### GIVEN TASK
Your task is to print all of the data word for word.

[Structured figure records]
────

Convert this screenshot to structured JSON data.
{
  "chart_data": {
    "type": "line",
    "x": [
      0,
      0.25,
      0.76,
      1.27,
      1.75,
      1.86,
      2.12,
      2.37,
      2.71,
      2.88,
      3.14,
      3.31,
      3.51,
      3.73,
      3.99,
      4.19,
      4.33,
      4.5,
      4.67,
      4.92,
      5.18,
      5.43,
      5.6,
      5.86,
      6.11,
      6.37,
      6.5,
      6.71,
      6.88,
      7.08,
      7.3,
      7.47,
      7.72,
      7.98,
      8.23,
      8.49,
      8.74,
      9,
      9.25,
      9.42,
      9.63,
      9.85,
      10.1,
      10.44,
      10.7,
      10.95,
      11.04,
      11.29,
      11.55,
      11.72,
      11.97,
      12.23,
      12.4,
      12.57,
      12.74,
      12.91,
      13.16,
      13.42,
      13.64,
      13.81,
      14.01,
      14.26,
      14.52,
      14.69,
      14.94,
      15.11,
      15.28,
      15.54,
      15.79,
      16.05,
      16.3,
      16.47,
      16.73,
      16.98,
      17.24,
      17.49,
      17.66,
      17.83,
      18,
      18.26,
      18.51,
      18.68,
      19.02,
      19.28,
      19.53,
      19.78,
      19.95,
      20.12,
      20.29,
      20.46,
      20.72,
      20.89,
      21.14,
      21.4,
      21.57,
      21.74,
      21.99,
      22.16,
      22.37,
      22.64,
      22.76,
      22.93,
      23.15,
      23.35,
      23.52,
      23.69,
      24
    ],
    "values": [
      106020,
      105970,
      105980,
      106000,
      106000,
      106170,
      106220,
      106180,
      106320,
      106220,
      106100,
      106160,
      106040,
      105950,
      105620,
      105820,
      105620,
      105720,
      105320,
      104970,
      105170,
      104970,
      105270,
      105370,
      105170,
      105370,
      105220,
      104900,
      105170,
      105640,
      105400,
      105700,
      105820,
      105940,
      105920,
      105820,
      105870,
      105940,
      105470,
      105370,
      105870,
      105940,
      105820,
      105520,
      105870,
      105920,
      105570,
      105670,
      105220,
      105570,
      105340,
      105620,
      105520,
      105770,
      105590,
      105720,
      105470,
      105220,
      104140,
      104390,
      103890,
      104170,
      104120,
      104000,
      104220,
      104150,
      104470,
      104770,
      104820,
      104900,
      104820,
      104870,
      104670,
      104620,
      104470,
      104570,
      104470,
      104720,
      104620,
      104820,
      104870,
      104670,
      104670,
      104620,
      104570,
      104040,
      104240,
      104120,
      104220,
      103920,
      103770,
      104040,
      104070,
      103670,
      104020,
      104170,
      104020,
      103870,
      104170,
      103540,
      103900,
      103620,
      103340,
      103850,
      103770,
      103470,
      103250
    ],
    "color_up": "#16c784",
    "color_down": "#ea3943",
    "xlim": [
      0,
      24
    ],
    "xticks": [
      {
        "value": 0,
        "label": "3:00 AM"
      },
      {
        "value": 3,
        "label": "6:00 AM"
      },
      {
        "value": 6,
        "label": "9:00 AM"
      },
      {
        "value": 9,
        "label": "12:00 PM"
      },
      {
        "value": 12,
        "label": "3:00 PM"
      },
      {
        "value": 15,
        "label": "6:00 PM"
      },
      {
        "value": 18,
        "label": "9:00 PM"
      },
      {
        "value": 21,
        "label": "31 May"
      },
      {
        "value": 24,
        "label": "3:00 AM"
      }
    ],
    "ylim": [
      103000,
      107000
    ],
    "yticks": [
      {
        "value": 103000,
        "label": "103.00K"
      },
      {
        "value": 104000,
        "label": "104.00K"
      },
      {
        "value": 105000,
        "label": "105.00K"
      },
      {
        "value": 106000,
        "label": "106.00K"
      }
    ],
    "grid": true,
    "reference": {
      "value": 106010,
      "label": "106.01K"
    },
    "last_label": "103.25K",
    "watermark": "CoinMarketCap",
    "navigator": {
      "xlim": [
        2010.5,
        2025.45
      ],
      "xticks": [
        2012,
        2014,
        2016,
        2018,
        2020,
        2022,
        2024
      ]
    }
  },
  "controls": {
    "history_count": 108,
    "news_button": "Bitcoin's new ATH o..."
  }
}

────

### REPLY TO THE TASK
Convert this screenshot to structured JSON data.
{
  "chart_data": {
    "type": "line",
    "x": [
      0,
      0.25,
      0.76,
      1.27,
      1.75,
      1.86,
      2.12,
      2.37,
      2.71,
      2.88,
      3.14,
      3.31,
      3.51,
      3.73,
      3.99,
      4.19,
      4.33,
      4.5,
      4.67,
      4.92,
      5.18,
      5.43,
      5.6,
      5.86,
      6.11,
      6.37,
      6.5,
      6.71,
      6.88,
      7.08,
      7.3,
      7.47,
      7.72,
      7.98,
      8.23,
      8.49,
      8.74,
      9,
      9.25,
      9.42,
      9.63,
      9.85,
      10.1,
      10.44,
      10.7,
      10.95,
      11.04,
      11.29,
      11.55,
      11.72,
      11.97,
      12.23,
      12.4,
      12.57,
      12.74,
      12.91,
      13.16,
      13.42,
      13.64,
      13.81,
      14.01,
      14.26,
      14.52,
      14.69,
      14.94,
      15.11,
      15.28,
      15.54,
      15.79,
      16.05,
      16.3,
      16.47,
      16.73,
      16.98,
      17.24,
      17.49,
      17.66,
      17.83,
      18,
      18.26,
      18.51,
      18.68,
      19.02,
      19.28,
      19.53,
      19.78,
      19.95,
      20.12,
      20.29,
      20.46,
      20.72,
      20.89,
      21.14,
      21.4,
      21.57,
      21.74,
      21.99,
      22.16,
      22.37,
      22.64,
      22.76,
      22.93,
      23.15,
      23.35,
      23.52,
      23.69,
      24
    ],
    "values": [
      106020,
      105970,
      105980,
      106000,
      106000,
      106170,
      106220,
      106180,
      106320,
      106220,
      106100,
      106160,
      106040,
      105950,
      105620,
      105820,
      105620,
      105720,
      105320,
      104970,
      105170,
      104970,
      105270,
      105370,
      105170,
      105370,
      105220,
      104900,
      105170,
      105640,
      105400,
      105700,
      105820,
      105940,
      105920,
      105820,
      105870,
      105940,
      105470,
      105370,
      105870,
      105940,
      105820,
      105520,
      105870,
      105920,
      105570,
      105670,
      105220,
      105570,
      105340,
      105620,
      105520,
      105770,
      105590,
      105720,
      105470,
      105220,
      104140,
      104390,
      103890,
      104170,
      104120,
      104000,
      104220,
      104150,
      104470,
      104770,
      104820,
      104900,
      104820,
      104870,
      104670,
      104620,
      104470,
      104570,
      104470,
      104720,
      104620,
      104820,
      104870,
      104670,
      104670,
      104620,
      104570,
      104040,
      104240,
      104120,
      104220,
      103920,
      103770,
      104040,
      104070,
      103670,
      104020,
      104170,
      104020,
      103870,
      104170,
      103540,
      103900,
      103620,
      103340,
      103850,
      103770,
      103470,
      103250
    ],
    "color_up": "#16c784",
    "color_down": "#ea3943",
    "xlim": [
      0,
      24
    ],
    "xticks": [
      {
        "value": 0,
        "label": "3:00 AM"
      },
      {
        "value": 3,
        "label": "6:00 AM"
      },
      {
        "value": 6,
        "label": "9:00 AM"
      },
      {
        "value": 9,
        "label": "12:00 PM"
      },
      {
        "value": 12,
        "label": "3:00 PM"
      },
      {
        "value": 15,
        "label": "6:00 PM"
      },
      {
        "value": 18,
        "label": "9:00 PM"
      },
      {
        "value": 21,
        "label": "31 May"
      },
      {
        "value": 24,
        "label": "3:00 AM"
      }
    ],
    "ylim": [
      103000,
      107000
    ],
    "yticks": [
      {
        "value": 103000,
        "label": "103.00K"
      },
      {
        "value": 104000,
        "label": "104.00K"
      },
      {
        "value": 105000,
        "label": "105.00K"
      },
      {
        "value": 106000,
        "label": "106.00K"
      }
    ],
    "grid": true,
    "reference": {
      "value": 106010,
      "label": "106.01K"
    },
    "last_label": "103.25K",
    "watermark": "CoinMarketCap",
    "navigator": {
      "xlim": [
        2010.5,
        2025.45
      ],
      "xticks": [
        2012,
        2014,
        2016,
        2018,
        2020,
        2022,
        2024
      ]
    }
  },
  "controls": {
    "history_count": 108,
    "news_button": "Bitcoin's new ATH o..."
  }
}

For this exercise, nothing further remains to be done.